[Stored dataset items]

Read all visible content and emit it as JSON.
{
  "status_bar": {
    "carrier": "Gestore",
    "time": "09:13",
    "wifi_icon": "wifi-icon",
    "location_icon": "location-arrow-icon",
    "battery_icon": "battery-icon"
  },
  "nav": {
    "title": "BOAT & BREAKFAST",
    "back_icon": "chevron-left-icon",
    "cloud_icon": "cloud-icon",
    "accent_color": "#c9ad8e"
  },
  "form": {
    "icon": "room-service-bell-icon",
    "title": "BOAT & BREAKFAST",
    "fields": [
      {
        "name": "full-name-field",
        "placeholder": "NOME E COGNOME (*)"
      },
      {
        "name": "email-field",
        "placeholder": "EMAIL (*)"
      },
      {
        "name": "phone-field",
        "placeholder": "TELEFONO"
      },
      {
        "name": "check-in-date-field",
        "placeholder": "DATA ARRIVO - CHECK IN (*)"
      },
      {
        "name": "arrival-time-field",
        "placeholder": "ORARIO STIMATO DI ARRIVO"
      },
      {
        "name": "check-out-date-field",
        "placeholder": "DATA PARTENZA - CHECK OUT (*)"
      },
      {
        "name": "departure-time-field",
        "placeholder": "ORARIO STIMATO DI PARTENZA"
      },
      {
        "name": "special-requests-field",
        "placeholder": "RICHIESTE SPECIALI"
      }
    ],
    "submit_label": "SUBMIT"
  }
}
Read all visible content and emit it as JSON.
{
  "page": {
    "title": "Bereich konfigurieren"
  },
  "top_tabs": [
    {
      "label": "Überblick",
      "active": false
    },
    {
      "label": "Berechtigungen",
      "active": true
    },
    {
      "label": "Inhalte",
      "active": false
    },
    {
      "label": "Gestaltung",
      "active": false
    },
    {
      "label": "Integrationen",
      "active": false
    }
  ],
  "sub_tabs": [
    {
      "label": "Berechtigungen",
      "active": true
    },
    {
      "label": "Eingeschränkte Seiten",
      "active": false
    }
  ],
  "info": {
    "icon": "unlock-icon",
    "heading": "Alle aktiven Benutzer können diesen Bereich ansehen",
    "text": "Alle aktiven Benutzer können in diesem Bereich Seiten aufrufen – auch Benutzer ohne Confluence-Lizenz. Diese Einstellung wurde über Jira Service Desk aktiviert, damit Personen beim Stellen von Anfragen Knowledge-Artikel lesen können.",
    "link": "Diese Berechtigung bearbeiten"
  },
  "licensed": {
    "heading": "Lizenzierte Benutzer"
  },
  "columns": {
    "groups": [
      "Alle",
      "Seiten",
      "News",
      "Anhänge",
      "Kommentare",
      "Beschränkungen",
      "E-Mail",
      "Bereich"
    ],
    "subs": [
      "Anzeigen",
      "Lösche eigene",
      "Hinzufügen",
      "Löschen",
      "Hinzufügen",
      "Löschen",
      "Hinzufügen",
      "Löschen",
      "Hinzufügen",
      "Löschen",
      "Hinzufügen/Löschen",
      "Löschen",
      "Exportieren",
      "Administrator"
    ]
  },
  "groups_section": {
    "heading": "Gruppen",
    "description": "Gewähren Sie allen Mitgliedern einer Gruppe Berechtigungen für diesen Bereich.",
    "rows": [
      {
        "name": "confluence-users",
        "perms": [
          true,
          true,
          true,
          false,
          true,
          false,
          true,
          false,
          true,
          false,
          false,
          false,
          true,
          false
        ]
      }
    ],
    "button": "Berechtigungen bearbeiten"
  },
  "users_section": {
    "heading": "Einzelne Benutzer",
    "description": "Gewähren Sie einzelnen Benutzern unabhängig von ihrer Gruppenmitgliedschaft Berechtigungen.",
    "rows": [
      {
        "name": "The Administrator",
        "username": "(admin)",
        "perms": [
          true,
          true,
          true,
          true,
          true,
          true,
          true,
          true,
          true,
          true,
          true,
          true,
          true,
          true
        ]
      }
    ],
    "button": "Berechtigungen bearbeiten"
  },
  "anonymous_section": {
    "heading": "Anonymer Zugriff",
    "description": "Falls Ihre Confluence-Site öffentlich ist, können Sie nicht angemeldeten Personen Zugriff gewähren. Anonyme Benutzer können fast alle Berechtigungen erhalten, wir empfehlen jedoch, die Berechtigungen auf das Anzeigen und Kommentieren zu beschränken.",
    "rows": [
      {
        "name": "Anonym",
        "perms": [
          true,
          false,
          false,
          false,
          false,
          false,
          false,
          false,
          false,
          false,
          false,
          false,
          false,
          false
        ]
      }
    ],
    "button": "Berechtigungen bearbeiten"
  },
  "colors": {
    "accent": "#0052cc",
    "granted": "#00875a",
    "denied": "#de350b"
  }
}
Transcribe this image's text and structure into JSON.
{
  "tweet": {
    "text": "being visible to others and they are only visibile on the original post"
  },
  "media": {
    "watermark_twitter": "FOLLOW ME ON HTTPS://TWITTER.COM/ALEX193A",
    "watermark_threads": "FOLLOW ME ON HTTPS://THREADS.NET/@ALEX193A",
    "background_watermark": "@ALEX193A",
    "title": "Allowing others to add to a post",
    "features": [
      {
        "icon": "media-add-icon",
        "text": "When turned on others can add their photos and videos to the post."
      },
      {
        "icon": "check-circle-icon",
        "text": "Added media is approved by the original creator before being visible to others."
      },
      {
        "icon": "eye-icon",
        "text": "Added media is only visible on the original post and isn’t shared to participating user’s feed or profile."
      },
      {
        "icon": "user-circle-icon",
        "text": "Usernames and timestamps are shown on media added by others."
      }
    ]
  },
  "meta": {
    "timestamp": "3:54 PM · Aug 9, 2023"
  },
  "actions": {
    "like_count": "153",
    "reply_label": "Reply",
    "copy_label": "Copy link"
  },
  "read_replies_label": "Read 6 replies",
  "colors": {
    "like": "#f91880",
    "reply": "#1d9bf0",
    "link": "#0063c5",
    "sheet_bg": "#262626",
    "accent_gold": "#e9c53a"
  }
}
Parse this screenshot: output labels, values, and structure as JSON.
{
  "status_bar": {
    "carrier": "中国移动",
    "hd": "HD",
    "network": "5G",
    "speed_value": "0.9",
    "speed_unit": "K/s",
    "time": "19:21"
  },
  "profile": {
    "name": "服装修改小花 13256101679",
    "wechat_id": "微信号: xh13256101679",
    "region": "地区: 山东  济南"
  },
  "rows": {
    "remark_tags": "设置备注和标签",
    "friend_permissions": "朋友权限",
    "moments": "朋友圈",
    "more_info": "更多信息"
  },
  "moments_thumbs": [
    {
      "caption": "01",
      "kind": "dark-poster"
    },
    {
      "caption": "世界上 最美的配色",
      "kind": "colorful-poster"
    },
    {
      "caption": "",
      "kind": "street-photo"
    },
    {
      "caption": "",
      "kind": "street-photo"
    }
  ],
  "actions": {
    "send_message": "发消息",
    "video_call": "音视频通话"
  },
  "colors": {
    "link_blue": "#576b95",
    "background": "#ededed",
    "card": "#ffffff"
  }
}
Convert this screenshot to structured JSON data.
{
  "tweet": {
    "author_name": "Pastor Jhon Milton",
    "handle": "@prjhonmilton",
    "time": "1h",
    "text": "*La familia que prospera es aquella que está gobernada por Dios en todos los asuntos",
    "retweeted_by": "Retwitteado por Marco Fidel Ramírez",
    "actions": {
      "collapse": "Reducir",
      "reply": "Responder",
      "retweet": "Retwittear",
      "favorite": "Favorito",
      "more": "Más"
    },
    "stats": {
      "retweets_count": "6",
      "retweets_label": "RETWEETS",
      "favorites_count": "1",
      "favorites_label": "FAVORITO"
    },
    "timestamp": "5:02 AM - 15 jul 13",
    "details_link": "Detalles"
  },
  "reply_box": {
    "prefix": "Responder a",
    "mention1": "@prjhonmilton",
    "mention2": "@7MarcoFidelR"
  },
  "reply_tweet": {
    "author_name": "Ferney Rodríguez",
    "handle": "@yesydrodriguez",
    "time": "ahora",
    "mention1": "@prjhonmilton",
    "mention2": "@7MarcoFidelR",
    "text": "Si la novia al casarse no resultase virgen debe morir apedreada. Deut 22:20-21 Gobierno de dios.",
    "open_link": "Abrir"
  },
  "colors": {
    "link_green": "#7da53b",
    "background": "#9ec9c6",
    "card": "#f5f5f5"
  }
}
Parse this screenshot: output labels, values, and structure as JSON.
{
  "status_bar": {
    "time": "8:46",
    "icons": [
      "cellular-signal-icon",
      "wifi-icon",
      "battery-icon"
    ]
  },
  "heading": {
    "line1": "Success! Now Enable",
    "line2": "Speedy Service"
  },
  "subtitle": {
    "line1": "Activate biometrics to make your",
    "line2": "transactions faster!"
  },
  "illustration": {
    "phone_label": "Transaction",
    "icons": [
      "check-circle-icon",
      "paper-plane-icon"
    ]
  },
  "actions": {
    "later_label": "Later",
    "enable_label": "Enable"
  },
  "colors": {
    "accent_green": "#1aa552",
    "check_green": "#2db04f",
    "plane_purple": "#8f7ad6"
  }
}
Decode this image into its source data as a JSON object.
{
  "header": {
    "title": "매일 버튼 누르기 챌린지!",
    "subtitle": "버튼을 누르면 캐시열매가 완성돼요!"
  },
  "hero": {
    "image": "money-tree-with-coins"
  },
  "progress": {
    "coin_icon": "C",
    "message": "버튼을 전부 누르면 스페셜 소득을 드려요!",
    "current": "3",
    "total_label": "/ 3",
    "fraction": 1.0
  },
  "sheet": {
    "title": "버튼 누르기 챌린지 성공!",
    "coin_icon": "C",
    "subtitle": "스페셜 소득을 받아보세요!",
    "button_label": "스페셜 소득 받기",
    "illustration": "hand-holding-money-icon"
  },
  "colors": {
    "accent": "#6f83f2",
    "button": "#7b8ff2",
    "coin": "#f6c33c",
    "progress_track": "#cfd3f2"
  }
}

Do this:
Work out the number of lines above that include the string "placeholder" and write only that number.

Answer to the exercise:
8